* _SHORT PROBLEM_
Give the material once more, word for word, without any images.

* _INPUT MATERIAL_
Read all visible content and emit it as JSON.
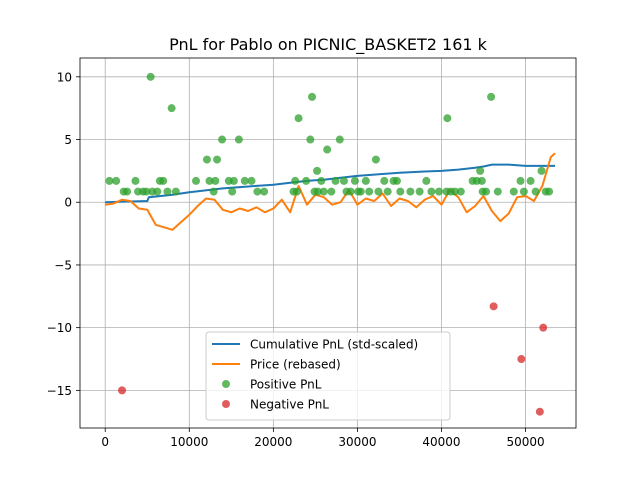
{
  "chart_data": {
    "type": "line",
    "title": "PnL for Pablo on PICNIC_BASKET2 161 k",
    "xlabel": "",
    "ylabel": "",
    "xlim": [
      -3000,
      56000
    ],
    "ylim": [
      -18,
      11.5
    ],
    "xticks": [
      0,
      10000,
      20000,
      30000,
      40000,
      50000
    ],
    "xtick_labels": [
      "0",
      "10000",
      "20000",
      "30000",
      "40000",
      "50000"
    ],
    "yticks": [
      10,
      5,
      0,
      -5,
      -10,
      -15
    ],
    "ytick_labels": [
      "10",
      "5",
      "0",
      "−5",
      "−10",
      "−15"
    ],
    "grid": true,
    "legend_position": "lower-center",
    "colors": {
      "cumulative": "#1f77b4",
      "price": "#ff7f0e",
      "positive": "#2ca02c",
      "negative": "#d62728"
    },
    "series": [
      {
        "name": "Cumulative PnL (std-scaled)",
        "kind": "line",
        "x": [
          0,
          5000,
          5200,
          8000,
          10000,
          14000,
          18000,
          20000,
          22000,
          24000,
          25000,
          26000,
          28000,
          30000,
          32000,
          35000,
          38000,
          40000,
          42000,
          44000,
          45000,
          46000,
          48000,
          50000,
          52000,
          53500
        ],
        "y": [
          0.0,
          0.1,
          0.4,
          0.6,
          0.8,
          1.1,
          1.3,
          1.4,
          1.55,
          1.7,
          1.75,
          1.8,
          1.95,
          2.1,
          2.2,
          2.35,
          2.45,
          2.5,
          2.6,
          2.75,
          2.85,
          3.0,
          3.0,
          2.9,
          2.9,
          2.9
        ]
      },
      {
        "name": "Price (rebased)",
        "kind": "line",
        "x": [
          0,
          1000,
          2000,
          3000,
          4000,
          5000,
          6000,
          7000,
          8000,
          9000,
          10000,
          11000,
          12000,
          13000,
          14000,
          15000,
          16000,
          17000,
          18000,
          19000,
          20000,
          21000,
          22000,
          23000,
          24000,
          25000,
          26000,
          27000,
          28000,
          29000,
          30000,
          31000,
          32000,
          33000,
          34000,
          35000,
          36000,
          37000,
          38000,
          39000,
          40000,
          41000,
          42000,
          43000,
          44000,
          45000,
          46000,
          47000,
          48000,
          49000,
          50000,
          51000,
          52000,
          53000,
          53500
        ],
        "y": [
          -0.2,
          -0.1,
          0.2,
          0.1,
          -0.5,
          -0.6,
          -1.8,
          -2.0,
          -2.2,
          -1.6,
          -1.0,
          -0.3,
          0.3,
          0.2,
          -0.6,
          -0.8,
          -0.5,
          -0.7,
          -0.4,
          -0.8,
          -0.5,
          0.2,
          -0.8,
          1.3,
          -0.2,
          0.6,
          0.4,
          -0.2,
          0.0,
          1.0,
          -0.2,
          0.3,
          0.1,
          0.7,
          -0.3,
          0.3,
          0.1,
          -0.4,
          0.2,
          0.5,
          -0.2,
          1.0,
          0.4,
          -0.8,
          -0.3,
          0.5,
          -0.7,
          -1.5,
          -0.9,
          0.4,
          0.5,
          0.1,
          1.3,
          3.6,
          3.9
        ]
      },
      {
        "name": "Positive PnL",
        "kind": "scatter",
        "x": [
          500,
          1300,
          2200,
          2600,
          3600,
          3900,
          4500,
          4900,
          5400,
          5600,
          6200,
          6500,
          6900,
          7400,
          7900,
          8400,
          10800,
          12100,
          12400,
          12900,
          13100,
          13300,
          13900,
          14700,
          15100,
          15300,
          15900,
          16600,
          17400,
          18100,
          18900,
          22400,
          22600,
          22800,
          23000,
          23900,
          24400,
          24600,
          24900,
          25200,
          25300,
          25700,
          26000,
          26400,
          26900,
          27400,
          27900,
          28400,
          28700,
          29200,
          29700,
          30100,
          30400,
          31000,
          31400,
          32200,
          32500,
          33200,
          33600,
          34300,
          34700,
          35100,
          36300,
          37400,
          38200,
          38800,
          39700,
          40600,
          40700,
          41100,
          41600,
          42300,
          43700,
          44200,
          44600,
          44800,
          44900,
          45300,
          45900,
          46700,
          48600,
          49400,
          49800,
          50600,
          51200,
          51900,
          52400,
          52800
        ],
        "y": [
          1.7,
          1.7,
          0.85,
          0.85,
          1.7,
          0.85,
          0.85,
          0.85,
          10.0,
          0.85,
          0.85,
          1.7,
          1.7,
          0.85,
          7.5,
          0.85,
          1.7,
          3.4,
          1.7,
          0.85,
          1.7,
          3.4,
          5.0,
          1.7,
          0.85,
          1.7,
          5.0,
          1.7,
          1.7,
          0.85,
          0.85,
          0.85,
          1.7,
          0.85,
          6.7,
          1.7,
          5.0,
          8.4,
          0.85,
          2.5,
          0.85,
          1.7,
          0.85,
          4.2,
          0.85,
          1.7,
          5.0,
          1.7,
          0.85,
          0.85,
          1.7,
          0.85,
          0.85,
          1.7,
          0.85,
          3.4,
          0.85,
          1.7,
          0.85,
          1.7,
          1.7,
          0.85,
          0.85,
          0.85,
          1.7,
          0.85,
          0.85,
          0.85,
          6.7,
          0.85,
          0.85,
          0.85,
          1.7,
          1.7,
          2.5,
          1.7,
          0.85,
          0.85,
          8.4,
          0.85,
          0.85,
          1.7,
          0.85,
          1.7,
          0.85,
          2.5,
          0.85,
          0.85
        ]
      },
      {
        "name": "Negative PnL",
        "kind": "scatter",
        "x": [
          2000,
          46200,
          49500,
          51700,
          52100
        ],
        "y": [
          -15.0,
          -8.3,
          -12.5,
          -16.7,
          -10.0
        ]
      }
    ]
  }
}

* _COMPLETE ANSWER_
Read all visible content and emit it as JSON.
{
  "chart_data": {
    "type": "line",
    "title": "PnL for Pablo on PICNIC_BASKET2 161 k",
    "xlabel": "",
    "ylabel": "",
    "xlim": [
      -3000,
      56000
    ],
    "ylim": [
      -18,
      11.5
    ],
    "xticks": [
      0,
      10000,
      20000,
      30000,
      40000,
      50000
    ],
    "xtick_labels": [
      "0",
      "10000",
      "20000",
      "30000",
      "40000",
      "50000"
    ],
    "yticks": [
      10,
      5,
      0,
      -5,
      -10,
      -15
    ],
    "ytick_labels": [
      "10",
      "5",
      "0",
      "−5",
      "−10",
      "−15"
    ],
    "grid": true,
    "legend_position": "lower-center",
    "colors": {
      "cumulative": "#1f77b4",
      "price": "#ff7f0e",
      "positive": "#2ca02c",
      "negative": "#d62728"
    },
    "series": [
      {
        "name": "Cumulative PnL (std-scaled)",
        "kind": "line",
        "x": [
          0,
          5000,
          5200,
          8000,
          10000,
          14000,
          18000,
          20000,
          22000,
          24000,
          25000,
          26000,
          28000,
          30000,
          32000,
          35000,
          38000,
          40000,
          42000,
          44000,
          45000,
          46000,
          48000,
          50000,
          52000,
          53500
        ],
        "y": [
          0.0,
          0.1,
          0.4,
          0.6,
          0.8,
          1.1,
          1.3,
          1.4,
          1.55,
          1.7,
          1.75,
          1.8,
          1.95,
          2.1,
          2.2,
          2.35,
          2.45,
          2.5,
          2.6,
          2.75,
          2.85,
          3.0,
          3.0,
          2.9,
          2.9,
          2.9
        ]
      },
      {
        "name": "Price (rebased)",
        "kind": "line",
        "x": [
          0,
          1000,
          2000,
          3000,
          4000,
          5000,
          6000,
          7000,
          8000,
          9000,
          10000,
          11000,
          12000,
          13000,
          14000,
          15000,
          16000,
          17000,
          18000,
          19000,
          20000,
          21000,
          22000,
          23000,
          24000,
          25000,
          26000,
          27000,
          28000,
          29000,
          30000,
          31000,
          32000,
          33000,
          34000,
          35000,
          36000,
          37000,
          38000,
          39000,
          40000,
          41000,
          42000,
          43000,
          44000,
          45000,
          46000,
          47000,
          48000,
          49000,
          50000,
          51000,
          52000,
          53000,
          53500
        ],
        "y": [
          -0.2,
          -0.1,
          0.2,
          0.1,
          -0.5,
          -0.6,
          -1.8,
          -2.0,
          -2.2,
          -1.6,
          -1.0,
          -0.3,
          0.3,
          0.2,
          -0.6,
          -0.8,
          -0.5,
          -0.7,
          -0.4,
          -0.8,
          -0.5,
          0.2,
          -0.8,
          1.3,
          -0.2,
          0.6,
          0.4,
          -0.2,
          0.0,
          1.0,
          -0.2,
          0.3,
          0.1,
          0.7,
          -0.3,
          0.3,
          0.1,
          -0.4,
          0.2,
          0.5,
          -0.2,
          1.0,
          0.4,
          -0.8,
          -0.3,
          0.5,
          -0.7,
          -1.5,
          -0.9,
          0.4,
          0.5,
          0.1,
          1.3,
          3.6,
          3.9
        ]
      },
      {
        "name": "Positive PnL",
        "kind": "scatter",
        "x": [
          500,
          1300,
          2200,
          2600,
          3600,
          3900,
          4500,
          4900,
          5400,
          5600,
          6200,
          6500,
          6900,
          7400,
          7900,
          8400,
          10800,
          12100,
          12400,
          12900,
          13100,
          13300,
          13900,
          14700,
          15100,
          15300,
          15900,
          16600,
          17400,
          18100,
          18900,
          22400,
          22600,
          22800,
          23000,
          23900,
          24400,
          24600,
          24900,
          25200,
          25300,
          25700,
          26000,
          26400,
          26900,
          27400,
          27900,
          28400,
          28700,
          29200,
          29700,
          30100,
          30400,
          31000,
          31400,
          32200,
          32500,
          33200,
          33600,
          34300,
          34700,
          35100,
          36300,
          37400,
          38200,
          38800,
          39700,
          40600,
          40700,
          41100,
          41600,
          42300,
          43700,
          44200,
          44600,
          44800,
          44900,
          45300,
          45900,
          46700,
          48600,
          49400,
          49800,
          50600,
          51200,
          51900,
          52400,
          52800
        ],
        "y": [
          1.7,
          1.7,
          0.85,
          0.85,
          1.7,
          0.85,
          0.85,
          0.85,
          10.0,
          0.85,
          0.85,
          1.7,
          1.7,
          0.85,
          7.5,
          0.85,
          1.7,
          3.4,
          1.7,
          0.85,
          1.7,
          3.4,
          5.0,
          1.7,
          0.85,
          1.7,
          5.0,
          1.7,
          1.7,
          0.85,
          0.85,
          0.85,
          1.7,
          0.85,
          6.7,
          1.7,
          5.0,
          8.4,
          0.85,
          2.5,
          0.85,
          1.7,
          0.85,
          4.2,
          0.85,
          1.7,
          5.0,
          1.7,
          0.85,
          0.85,
          1.7,
          0.85,
          0.85,
          1.7,
          0.85,
          3.4,
          0.85,
          1.7,
          0.85,
          1.7,
          1.7,
          0.85,
          0.85,
          0.85,
          1.7,
          0.85,
          0.85,
          0.85,
          6.7,
          0.85,
          0.85,
          0.85,
          1.7,
          1.7,
          2.5,
          1.7,
          0.85,
          0.85,
          8.4,
          0.85,
          0.85,
          1.7,
          0.85,
          1.7,
          0.85,
          2.5,
          0.85,
          0.85
        ]
      },
      {
        "name": "Negative PnL",
        "kind": "scatter",
        "x": [
          2000,
          46200,
          49500,
          51700,
          52100
        ],
        "y": [
          -15.0,
          -8.3,
          -12.5,
          -16.7,
          -10.0
        ]
      }
    ]
  }
}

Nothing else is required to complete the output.